## Exercise aim
In the records below, locate the line containing "Extract all readable text from this page.", then extract it and all following lines exactly, ending with the last line.

## Given records
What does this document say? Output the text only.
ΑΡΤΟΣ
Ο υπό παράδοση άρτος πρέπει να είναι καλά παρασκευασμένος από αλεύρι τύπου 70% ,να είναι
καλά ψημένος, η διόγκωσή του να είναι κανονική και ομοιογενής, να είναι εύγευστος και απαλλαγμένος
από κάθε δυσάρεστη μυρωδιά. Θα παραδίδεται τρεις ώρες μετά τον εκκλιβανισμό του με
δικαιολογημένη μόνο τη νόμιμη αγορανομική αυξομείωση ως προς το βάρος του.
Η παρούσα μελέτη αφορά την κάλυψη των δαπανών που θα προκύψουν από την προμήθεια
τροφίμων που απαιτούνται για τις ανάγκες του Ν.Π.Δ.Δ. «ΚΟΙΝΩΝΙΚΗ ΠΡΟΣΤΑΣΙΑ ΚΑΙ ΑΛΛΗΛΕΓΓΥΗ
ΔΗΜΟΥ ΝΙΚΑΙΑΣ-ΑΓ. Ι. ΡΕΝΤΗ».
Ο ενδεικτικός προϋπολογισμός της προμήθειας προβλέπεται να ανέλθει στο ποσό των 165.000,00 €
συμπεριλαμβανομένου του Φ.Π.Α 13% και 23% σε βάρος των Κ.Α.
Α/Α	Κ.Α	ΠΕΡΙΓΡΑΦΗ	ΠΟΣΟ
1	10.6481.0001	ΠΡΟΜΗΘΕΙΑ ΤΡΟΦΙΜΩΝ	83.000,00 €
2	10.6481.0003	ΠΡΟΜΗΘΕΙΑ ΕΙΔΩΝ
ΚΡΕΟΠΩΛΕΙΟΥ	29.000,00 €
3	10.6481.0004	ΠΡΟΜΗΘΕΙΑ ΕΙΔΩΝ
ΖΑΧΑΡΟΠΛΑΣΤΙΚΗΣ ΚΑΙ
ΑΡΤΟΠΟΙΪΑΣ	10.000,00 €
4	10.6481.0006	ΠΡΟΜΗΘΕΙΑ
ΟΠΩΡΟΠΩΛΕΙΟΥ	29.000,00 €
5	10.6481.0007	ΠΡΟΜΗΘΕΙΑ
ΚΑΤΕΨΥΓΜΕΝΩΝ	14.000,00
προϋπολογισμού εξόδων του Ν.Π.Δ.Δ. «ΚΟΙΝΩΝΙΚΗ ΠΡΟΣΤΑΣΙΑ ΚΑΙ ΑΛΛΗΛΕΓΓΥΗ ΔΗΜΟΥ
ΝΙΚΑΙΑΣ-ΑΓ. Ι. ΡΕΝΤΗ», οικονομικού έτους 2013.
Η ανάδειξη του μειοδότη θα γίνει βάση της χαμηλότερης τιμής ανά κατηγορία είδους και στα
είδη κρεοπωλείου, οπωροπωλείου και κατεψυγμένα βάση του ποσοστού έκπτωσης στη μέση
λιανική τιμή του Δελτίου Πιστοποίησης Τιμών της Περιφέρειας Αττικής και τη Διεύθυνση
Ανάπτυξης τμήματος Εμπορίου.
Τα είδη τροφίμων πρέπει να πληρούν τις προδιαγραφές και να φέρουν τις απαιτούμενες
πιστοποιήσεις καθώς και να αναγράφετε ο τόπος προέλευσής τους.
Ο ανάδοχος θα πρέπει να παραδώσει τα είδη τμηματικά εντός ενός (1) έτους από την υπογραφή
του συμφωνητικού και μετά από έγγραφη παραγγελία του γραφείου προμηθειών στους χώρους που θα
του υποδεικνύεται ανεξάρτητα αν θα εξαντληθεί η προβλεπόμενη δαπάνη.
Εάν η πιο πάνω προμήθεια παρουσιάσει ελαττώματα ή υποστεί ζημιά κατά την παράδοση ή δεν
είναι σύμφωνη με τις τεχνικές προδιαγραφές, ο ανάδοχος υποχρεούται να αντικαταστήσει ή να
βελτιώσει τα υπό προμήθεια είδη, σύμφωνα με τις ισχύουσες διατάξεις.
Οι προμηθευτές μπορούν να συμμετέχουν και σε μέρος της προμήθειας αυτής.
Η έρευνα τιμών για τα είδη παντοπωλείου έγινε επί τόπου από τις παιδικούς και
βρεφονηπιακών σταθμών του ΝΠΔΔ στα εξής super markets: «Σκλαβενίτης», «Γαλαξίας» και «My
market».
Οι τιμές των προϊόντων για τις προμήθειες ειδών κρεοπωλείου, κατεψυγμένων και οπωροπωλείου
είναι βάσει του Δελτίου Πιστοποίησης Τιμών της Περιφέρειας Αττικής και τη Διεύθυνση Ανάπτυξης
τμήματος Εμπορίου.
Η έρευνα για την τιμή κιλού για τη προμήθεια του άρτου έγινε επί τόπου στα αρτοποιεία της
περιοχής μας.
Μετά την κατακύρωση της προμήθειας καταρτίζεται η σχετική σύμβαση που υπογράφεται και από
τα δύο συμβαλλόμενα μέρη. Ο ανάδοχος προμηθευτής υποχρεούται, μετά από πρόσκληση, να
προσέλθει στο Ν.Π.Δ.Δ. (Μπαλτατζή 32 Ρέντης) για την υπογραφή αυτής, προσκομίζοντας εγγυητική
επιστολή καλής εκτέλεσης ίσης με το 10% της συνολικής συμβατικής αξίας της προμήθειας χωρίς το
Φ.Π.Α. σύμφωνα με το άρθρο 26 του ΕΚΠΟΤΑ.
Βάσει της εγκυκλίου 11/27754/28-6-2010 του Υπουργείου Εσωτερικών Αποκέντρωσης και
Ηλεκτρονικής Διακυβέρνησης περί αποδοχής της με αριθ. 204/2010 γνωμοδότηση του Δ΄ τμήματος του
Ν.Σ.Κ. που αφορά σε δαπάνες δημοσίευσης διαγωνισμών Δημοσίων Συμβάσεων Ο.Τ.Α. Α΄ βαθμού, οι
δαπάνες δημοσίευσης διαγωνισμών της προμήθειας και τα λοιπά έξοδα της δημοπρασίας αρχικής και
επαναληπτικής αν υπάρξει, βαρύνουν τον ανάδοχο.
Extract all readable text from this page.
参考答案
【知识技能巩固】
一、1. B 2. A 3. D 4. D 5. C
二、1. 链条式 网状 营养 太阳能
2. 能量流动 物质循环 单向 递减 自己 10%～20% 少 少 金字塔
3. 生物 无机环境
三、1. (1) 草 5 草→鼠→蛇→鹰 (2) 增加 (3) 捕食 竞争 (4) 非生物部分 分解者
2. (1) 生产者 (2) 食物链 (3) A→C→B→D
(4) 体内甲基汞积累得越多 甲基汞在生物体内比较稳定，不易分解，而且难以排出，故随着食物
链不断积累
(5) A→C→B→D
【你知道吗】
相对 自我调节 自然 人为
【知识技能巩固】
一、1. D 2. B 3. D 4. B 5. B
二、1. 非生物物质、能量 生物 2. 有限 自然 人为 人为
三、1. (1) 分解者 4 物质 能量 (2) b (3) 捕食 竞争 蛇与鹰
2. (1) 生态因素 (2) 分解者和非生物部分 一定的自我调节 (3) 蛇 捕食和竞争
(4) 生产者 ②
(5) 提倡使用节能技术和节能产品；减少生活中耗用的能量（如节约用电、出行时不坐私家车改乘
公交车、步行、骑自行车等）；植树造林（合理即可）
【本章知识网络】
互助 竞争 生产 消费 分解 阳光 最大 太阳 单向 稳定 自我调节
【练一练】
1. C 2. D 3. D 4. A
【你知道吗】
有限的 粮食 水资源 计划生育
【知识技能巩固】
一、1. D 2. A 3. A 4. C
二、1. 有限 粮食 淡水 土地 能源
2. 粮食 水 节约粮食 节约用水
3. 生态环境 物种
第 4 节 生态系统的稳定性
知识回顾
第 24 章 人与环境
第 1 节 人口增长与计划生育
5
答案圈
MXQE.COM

## Task response
Extract all readable text from this page.
参考答案
【知识技能巩固】
一、1. B 2. A 3. D 4. D 5. C
二、1. 链条式 网状 营养 太阳能
2. 能量流动 物质循环 单向 递减 自己 10%～20% 少 少 金字塔
3. 生物 无机环境
三、1. (1) 草 5 草→鼠→蛇→鹰 (2) 增加 (3) 捕食 竞争 (4) 非生物部分 分解者
2. (1) 生产者 (2) 食物链 (3) A→C→B→D
(4) 体内甲基汞积累得越多 甲基汞在生物体内比较稳定，不易分解，而且难以排出，故随着食物
链不断积累
(5) A→C→B→D
【你知道吗】
相对 自我调节 自然 人为
【知识技能巩固】
一、1. D 2. B 3. D 4. B 5. B
二、1. 非生物物质、能量 生物 2. 有限 自然 人为 人为
三、1. (1) 分解者 4 物质 能量 (2) b (3) 捕食 竞争 蛇与鹰
2. (1) 生态因素 (2) 分解者和非生物部分 一定的自我调节 (3) 蛇 捕食和竞争
(4) 生产者 ②
(5) 提倡使用节能技术和节能产品；减少生活中耗用的能量（如节约用电、出行时不坐私家车改乘
公交车、步行、骑自行车等）；植树造林（合理即可）
【本章知识网络】
互助 竞争 生产 消费 分解 阳光 最大 太阳 单向 稳定 自我调节
【练一练】
1. C 2. D 3. D 4. A
【你知道吗】
有限的 粮食 水资源 计划生育
【知识技能巩固】
一、1. D 2. A 3. A 4. C
二、1. 有限 粮食 淡水 土地 能源
2. 粮食 水 节约粮食 节约用水
3. 生态环境 物种
第 4 节 生态系统的稳定性
知识回顾
第 24 章 人与环境
第 1 节 人口增长与计划生育
5
答案圈
MXQE.COM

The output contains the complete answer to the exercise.